EXERCISE DETAILS
From the entries below, report how many lines contain the string "JSON". Give only that number.

(Collected data entries)
* Begin *
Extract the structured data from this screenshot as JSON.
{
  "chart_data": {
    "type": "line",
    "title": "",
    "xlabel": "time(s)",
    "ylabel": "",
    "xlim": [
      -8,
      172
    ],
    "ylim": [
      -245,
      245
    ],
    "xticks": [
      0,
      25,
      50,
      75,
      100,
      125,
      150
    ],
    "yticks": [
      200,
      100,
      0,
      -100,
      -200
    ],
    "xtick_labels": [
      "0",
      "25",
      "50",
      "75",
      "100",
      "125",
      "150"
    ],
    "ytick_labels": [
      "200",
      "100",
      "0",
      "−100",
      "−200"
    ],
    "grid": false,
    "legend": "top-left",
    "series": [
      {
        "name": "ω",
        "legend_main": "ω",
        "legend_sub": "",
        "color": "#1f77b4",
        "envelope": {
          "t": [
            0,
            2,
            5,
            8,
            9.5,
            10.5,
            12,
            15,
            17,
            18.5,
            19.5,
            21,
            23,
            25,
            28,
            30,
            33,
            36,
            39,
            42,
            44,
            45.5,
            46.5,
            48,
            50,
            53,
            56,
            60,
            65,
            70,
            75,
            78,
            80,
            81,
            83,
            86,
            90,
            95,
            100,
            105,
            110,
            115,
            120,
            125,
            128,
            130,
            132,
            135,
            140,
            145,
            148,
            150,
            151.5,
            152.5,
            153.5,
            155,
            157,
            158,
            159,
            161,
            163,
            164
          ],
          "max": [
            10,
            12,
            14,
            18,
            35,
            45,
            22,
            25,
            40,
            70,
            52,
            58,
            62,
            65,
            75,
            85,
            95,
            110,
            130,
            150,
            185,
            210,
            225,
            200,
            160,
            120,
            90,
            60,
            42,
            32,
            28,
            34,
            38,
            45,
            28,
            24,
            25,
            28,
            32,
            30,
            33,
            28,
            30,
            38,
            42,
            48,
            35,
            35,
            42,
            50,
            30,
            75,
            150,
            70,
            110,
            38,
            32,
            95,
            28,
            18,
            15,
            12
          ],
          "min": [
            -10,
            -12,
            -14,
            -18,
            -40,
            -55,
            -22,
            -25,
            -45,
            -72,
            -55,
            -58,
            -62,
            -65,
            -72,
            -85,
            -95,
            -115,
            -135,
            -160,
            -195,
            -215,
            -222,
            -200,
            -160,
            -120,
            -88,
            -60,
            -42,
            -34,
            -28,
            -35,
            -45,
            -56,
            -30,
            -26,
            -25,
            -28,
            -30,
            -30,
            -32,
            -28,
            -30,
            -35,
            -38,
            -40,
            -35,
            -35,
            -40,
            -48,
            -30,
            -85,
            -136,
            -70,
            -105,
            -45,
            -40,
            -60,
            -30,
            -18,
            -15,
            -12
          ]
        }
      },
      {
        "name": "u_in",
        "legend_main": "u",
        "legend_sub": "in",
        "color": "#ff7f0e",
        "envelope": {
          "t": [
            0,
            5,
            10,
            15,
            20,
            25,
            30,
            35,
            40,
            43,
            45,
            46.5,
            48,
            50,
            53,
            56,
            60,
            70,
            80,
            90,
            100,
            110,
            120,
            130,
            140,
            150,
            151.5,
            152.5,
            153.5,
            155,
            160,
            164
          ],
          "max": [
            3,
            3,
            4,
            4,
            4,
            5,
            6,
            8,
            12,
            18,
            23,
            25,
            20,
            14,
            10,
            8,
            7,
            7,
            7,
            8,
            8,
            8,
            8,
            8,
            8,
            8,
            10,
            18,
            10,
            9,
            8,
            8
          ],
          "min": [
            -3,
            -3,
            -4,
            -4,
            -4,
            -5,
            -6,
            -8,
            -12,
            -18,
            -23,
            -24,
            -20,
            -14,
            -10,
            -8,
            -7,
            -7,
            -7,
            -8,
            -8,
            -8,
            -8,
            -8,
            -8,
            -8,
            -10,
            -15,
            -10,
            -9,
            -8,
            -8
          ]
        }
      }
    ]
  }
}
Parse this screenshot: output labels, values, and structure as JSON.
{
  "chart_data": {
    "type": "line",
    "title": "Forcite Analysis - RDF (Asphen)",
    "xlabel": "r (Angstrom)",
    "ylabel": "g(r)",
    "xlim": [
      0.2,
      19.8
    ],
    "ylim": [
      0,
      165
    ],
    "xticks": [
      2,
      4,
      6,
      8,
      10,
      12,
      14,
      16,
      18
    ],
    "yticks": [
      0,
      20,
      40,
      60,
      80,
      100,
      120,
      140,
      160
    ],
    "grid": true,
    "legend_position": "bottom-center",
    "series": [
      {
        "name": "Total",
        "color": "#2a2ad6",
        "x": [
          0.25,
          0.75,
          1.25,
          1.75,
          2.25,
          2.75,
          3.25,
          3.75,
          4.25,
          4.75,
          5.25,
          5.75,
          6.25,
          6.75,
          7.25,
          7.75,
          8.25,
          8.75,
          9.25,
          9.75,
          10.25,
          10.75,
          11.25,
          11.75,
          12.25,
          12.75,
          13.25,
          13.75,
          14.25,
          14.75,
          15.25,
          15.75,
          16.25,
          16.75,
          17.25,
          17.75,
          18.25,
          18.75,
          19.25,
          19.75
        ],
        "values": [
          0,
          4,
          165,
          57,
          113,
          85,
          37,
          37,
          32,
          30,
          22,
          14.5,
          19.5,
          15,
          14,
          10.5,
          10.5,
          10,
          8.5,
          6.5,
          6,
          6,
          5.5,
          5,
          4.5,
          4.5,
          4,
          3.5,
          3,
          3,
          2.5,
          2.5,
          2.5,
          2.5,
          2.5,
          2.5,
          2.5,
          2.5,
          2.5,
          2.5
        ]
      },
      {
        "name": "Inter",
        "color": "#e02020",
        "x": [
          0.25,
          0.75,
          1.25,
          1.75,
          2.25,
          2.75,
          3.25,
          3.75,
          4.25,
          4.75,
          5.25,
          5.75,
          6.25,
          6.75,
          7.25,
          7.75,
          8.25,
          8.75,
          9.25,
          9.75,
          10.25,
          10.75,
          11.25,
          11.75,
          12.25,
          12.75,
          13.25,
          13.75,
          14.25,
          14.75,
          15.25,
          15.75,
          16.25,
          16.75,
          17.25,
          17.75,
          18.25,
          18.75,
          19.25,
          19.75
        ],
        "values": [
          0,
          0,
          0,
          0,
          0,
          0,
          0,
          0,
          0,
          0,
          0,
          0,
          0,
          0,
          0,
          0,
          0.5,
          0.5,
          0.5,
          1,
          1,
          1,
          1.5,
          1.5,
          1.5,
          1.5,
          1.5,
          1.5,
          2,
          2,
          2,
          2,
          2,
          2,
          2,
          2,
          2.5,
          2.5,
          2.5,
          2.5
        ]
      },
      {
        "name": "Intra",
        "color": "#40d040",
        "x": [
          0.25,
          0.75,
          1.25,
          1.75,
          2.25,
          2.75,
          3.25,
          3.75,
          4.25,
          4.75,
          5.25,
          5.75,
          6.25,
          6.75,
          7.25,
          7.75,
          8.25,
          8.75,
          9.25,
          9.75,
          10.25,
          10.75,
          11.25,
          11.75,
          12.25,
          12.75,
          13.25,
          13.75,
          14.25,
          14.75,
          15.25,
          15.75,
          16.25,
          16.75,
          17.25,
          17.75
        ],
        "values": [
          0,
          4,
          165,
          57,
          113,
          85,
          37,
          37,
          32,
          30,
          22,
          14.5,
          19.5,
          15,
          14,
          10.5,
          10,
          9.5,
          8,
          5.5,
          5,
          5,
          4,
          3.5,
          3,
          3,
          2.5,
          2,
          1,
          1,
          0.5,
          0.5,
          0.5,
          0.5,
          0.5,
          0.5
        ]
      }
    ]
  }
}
* End *
FULL ANSWER
2